EXERCISE TASK - Wherever a line in the data below holds "this", copy that line.

[Dataset items]
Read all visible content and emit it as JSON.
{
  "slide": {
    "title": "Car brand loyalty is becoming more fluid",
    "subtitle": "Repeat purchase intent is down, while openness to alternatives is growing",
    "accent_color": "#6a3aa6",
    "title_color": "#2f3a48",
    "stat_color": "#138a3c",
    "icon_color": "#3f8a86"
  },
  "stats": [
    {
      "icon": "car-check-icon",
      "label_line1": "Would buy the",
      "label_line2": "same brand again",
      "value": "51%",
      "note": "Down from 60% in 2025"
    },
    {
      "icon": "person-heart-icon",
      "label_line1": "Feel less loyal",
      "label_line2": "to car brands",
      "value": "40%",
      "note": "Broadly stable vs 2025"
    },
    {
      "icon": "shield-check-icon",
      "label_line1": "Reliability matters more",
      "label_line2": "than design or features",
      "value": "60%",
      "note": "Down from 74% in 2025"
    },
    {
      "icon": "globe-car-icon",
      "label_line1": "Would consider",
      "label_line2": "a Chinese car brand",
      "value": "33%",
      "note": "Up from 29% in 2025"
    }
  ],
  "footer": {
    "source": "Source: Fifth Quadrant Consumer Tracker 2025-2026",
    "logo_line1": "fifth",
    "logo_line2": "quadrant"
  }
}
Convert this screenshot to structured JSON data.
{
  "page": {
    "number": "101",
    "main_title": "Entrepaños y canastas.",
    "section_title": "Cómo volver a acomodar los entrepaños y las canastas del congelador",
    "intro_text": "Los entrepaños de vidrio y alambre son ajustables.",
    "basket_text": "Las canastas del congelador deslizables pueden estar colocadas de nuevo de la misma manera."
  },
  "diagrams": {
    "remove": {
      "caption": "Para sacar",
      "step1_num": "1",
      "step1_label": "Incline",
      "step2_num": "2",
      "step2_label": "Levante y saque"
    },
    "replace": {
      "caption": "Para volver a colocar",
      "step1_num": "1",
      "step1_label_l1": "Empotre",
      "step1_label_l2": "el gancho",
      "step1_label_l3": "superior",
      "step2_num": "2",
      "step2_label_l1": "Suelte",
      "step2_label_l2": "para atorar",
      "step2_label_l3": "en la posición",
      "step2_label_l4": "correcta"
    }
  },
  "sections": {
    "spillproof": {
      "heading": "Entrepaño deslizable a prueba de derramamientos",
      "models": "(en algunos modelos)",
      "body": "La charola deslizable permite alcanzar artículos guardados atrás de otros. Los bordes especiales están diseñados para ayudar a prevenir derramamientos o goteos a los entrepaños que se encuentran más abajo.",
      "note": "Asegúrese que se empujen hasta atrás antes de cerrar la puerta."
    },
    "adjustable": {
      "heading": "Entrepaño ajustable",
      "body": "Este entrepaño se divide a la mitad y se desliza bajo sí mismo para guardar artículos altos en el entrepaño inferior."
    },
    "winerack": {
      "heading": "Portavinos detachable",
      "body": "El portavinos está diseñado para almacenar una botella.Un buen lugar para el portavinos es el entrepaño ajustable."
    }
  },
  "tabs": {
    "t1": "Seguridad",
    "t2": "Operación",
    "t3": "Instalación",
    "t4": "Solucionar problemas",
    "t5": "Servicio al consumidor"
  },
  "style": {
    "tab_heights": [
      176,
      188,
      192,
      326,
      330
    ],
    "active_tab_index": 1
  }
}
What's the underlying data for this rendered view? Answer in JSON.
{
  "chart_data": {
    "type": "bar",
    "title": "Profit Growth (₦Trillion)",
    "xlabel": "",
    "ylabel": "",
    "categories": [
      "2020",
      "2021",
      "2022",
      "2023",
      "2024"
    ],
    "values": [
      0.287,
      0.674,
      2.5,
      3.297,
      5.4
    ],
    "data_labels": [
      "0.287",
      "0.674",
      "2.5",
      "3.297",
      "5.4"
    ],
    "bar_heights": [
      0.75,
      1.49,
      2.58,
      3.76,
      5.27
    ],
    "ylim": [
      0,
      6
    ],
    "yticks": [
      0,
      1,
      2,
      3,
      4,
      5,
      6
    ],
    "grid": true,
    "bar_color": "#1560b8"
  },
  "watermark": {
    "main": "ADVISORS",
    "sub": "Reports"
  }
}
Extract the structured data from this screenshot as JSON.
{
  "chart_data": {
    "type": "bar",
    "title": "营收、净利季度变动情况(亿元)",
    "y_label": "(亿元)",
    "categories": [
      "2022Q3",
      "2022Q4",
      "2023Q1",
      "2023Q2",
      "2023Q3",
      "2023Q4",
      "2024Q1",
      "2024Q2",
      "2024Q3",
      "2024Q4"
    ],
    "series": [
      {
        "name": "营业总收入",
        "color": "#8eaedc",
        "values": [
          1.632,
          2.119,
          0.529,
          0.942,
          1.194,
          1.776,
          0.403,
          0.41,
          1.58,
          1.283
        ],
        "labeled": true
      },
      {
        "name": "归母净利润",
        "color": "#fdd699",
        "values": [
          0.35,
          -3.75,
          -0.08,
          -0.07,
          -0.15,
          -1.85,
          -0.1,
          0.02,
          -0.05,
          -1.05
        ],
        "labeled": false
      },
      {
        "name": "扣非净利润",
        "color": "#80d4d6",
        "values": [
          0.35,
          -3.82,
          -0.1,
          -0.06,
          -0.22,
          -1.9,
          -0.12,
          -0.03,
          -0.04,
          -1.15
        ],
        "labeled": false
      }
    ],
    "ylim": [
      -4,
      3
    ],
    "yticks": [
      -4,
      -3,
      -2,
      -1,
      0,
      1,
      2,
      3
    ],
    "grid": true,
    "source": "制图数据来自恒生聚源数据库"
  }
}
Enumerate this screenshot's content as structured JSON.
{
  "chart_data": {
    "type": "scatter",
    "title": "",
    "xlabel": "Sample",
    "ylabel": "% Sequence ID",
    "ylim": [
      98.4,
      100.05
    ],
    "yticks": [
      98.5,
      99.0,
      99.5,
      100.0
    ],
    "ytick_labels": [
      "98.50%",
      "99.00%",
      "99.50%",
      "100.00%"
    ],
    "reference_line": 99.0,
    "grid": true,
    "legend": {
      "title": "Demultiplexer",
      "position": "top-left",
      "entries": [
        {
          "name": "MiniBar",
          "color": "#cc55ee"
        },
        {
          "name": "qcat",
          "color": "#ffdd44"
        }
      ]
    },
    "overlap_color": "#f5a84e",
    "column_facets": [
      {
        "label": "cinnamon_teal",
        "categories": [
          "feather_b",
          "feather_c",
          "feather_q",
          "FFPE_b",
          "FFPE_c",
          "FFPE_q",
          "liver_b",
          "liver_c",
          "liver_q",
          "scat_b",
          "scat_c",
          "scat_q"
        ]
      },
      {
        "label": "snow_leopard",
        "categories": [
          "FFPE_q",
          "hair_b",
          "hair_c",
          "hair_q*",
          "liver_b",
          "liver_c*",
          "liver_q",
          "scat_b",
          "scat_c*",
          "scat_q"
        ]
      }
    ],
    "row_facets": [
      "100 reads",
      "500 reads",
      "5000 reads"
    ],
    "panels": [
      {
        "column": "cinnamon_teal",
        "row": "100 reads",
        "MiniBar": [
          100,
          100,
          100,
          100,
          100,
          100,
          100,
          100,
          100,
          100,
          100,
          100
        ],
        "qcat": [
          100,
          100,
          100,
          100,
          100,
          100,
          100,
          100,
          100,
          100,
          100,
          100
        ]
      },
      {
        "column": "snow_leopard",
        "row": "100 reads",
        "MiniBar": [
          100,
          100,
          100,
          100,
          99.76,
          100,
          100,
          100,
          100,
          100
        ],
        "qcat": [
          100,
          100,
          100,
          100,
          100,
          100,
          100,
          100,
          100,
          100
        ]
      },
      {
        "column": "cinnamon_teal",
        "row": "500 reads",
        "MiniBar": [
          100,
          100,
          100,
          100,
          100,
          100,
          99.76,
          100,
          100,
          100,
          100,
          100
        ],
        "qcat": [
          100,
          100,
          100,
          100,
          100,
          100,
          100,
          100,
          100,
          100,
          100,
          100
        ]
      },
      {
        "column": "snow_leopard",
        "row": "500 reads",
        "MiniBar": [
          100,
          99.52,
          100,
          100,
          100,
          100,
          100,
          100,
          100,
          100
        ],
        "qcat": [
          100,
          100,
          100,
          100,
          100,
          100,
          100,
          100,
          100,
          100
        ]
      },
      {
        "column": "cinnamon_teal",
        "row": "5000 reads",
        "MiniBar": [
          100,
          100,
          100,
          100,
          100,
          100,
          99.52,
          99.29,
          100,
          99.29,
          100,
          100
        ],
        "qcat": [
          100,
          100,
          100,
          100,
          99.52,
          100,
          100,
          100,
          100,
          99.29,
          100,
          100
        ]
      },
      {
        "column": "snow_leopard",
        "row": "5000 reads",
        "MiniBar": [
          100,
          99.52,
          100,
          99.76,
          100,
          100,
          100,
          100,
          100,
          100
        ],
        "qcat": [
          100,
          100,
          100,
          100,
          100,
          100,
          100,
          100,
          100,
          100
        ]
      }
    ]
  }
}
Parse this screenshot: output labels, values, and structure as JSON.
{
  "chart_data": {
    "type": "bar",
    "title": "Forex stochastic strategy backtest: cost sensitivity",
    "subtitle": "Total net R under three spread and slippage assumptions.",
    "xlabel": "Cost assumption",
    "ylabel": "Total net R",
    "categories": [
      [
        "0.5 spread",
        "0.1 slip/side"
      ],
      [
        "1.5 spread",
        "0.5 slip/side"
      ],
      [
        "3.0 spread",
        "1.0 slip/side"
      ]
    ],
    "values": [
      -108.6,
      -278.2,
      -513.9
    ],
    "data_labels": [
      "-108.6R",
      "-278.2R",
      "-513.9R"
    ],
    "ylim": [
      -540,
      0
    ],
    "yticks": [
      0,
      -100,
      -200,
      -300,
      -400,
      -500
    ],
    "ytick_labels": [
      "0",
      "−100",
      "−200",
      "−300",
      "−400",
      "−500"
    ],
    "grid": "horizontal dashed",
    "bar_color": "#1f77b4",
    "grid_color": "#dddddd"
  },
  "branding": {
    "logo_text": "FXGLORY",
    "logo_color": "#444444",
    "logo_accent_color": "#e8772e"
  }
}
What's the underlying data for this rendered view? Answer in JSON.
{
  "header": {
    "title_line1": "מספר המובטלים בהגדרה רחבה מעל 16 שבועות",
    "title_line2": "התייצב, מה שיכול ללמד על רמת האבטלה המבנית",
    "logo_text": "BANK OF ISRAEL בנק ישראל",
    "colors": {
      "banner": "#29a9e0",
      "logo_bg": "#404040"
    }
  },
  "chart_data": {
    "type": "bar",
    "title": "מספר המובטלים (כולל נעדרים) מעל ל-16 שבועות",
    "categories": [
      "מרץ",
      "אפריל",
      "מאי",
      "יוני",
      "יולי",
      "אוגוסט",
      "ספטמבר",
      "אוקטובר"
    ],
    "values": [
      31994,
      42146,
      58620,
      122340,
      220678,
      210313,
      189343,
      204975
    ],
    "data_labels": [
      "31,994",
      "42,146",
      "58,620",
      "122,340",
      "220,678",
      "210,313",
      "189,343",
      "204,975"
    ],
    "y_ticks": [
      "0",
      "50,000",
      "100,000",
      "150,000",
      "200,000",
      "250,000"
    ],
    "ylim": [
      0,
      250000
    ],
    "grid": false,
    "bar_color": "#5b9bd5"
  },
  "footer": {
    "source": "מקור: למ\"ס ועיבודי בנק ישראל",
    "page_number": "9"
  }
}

RESPONSE -
Convert this screenshot to structured JSON data.
What's the underlying data for this rendered view? Answer in JSON.
Extract the structured data from this screenshot as JSON.
Enumerate this screenshot's content as structured JSON.
Parse this screenshot: output labels, values, and structure as JSON.
What's the underlying data for this rendered view? Answer in JSON.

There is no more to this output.